= Given text =
···

This skill is a compact reference guide for how major LLM providers report token usage and how prefix caching affects counts. It focuses on OpenAI, Anthropic, and Gemini differences so you can debug token accounting and optimize caching. Use it when you need accurate total token metrics or to tune prefix caching behavior across providers.

How this skill works

The guide summarizes each provider's token-count semantics, which usage fields include cached tokens, and which cache fields you must add to compute totals. It also documents minimum token sizes, how prefix caching is enabled, TTLs, and fields for reasoning or thinking tokens. The content is organized for quick lookup and applied when reconciling billing, debugging unexpected token totals, or implementing cross-provider telemetry.

When to use it

Debugging mismatched token totals between your app and provider usage reports.
Calculating exact total_input when using Anthropic (which excludes cached tokens).
Designing or tuning prefix caching to reduce input token consumption.
Comparing reasoning/thinking token fields across providers for observability.
Implementing cross-provider billing or cost forecasting for agents.

Best practices

Always check provider-specific fields: OpenAI and Gemini include cached tokens in input totals, Anthropic does not.
For Anthropic, compute total_input = input_tokens + cache_read_input_tokens + cache_creation_input_tokens.
Track reasoning/thinking fields separately (OpenAI: reasoning_tokens, Gemini: thoughts_token_count) for model diagnostics.
Enable and validate prefix caching behavior in staging to observe TTL and minimum token effects before production.
Standardize your telemetry schema to include raw provider fields and computed total_input to avoid ambiguity.

Example use cases

A developer sees lower-than-expected Anthropic input_tokens and adds cache_read/cache_creation tokens to reconcile costs.
An ops engineer tunes prefix cache TTL after noticing OpenAI cached_tokens reduced repeated prompt costs.
A monitoring dashboard shows reasoning token usage per request by reading reasoning_tokens (OpenAI) or thoughts_token_count (Gemini).
A cost forecaster normalizes token metrics across providers before projecting monthly spend for stateful agents.

FAQ

Why do Anthropic usage numbers look lower than others?

Anthropic's input_tokens excludes cached tokens; you must add cache_read_input_tokens and cache_creation_input_tokens to get the true total.

Do I always need to add cached tokens to totals?

No. OpenAI and Gemini report input totals that already include cached tokens. Only Anthropic requires adding cache fields.

···

= Required work =
a) From the token usage guide, quote the passage starting at "The guide summarizes" and ending at "implementing cross-provider telemetry.".
b) Translate this sentence from the token usage guide into Spanish: "Anthropic's input_tokens excludes cached tokens; you must add cache_read_input_tokens and cache_creation_input_tokens to get the true total."
Rely only on the token usage guide above.

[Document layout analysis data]
···

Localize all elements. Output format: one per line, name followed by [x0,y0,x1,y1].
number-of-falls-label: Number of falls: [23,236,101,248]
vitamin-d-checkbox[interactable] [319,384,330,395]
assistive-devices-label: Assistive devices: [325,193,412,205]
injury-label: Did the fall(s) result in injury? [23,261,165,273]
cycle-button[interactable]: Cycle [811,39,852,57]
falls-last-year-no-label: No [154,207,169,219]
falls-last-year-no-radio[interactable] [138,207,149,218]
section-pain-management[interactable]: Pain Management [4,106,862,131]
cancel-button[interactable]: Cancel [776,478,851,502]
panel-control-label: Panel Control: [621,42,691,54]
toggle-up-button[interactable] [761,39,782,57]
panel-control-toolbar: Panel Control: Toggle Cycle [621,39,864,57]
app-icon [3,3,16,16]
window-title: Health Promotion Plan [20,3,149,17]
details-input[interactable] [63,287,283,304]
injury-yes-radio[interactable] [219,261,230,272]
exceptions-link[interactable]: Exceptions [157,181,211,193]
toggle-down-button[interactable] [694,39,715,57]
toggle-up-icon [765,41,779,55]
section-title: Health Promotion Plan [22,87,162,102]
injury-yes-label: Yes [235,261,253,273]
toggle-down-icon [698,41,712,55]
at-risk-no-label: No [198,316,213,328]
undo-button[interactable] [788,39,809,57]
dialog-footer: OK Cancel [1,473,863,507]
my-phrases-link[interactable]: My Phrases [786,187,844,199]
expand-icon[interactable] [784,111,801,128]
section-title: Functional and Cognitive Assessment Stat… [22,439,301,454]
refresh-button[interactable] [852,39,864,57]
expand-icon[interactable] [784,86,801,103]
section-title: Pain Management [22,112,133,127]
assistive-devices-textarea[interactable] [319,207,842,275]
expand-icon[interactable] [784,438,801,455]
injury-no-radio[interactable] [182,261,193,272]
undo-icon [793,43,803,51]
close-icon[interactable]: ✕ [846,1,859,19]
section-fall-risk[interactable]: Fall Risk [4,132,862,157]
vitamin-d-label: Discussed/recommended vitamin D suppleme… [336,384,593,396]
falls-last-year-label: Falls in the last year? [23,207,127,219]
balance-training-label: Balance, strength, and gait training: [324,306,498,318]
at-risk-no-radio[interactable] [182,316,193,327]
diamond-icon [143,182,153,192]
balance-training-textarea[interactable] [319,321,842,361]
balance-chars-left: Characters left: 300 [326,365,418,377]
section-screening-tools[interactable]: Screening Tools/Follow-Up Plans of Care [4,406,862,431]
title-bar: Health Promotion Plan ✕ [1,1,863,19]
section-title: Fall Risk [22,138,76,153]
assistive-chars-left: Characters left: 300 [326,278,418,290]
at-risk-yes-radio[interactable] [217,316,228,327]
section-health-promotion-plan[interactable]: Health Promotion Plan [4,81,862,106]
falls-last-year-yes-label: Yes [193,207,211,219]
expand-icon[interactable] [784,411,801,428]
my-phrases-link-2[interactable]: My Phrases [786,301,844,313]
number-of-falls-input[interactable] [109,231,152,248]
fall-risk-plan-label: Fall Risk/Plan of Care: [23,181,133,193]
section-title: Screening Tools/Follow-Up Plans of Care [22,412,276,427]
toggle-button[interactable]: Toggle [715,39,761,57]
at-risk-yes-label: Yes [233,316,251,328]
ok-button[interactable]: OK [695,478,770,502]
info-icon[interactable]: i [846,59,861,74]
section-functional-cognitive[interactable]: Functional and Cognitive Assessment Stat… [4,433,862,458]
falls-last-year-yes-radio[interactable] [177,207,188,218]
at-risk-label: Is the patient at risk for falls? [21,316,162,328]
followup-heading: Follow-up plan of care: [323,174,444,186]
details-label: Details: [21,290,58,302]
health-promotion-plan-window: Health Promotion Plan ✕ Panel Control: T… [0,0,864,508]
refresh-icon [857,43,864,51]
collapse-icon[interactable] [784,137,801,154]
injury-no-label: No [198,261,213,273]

···

= Answer list =
a)
The guide summarizes each provider's token-count semantics, which usage fields include cached tokens, and which cache fields you must add to compute totals. It also documents minimum token sizes, how prefix caching is enabled, TTLs, and fields for reasoning or thinking tokens. The content is organized for quick lookup and applied when reconciling billing, debugging unexpected token totals, or implementing cross-provider telemetry.

b) El campo input_tokens de Anthropic excluye los tokens en caché; debes sumar cache_read_input_tokens y cache_creation_input_tokens para obtener el total real.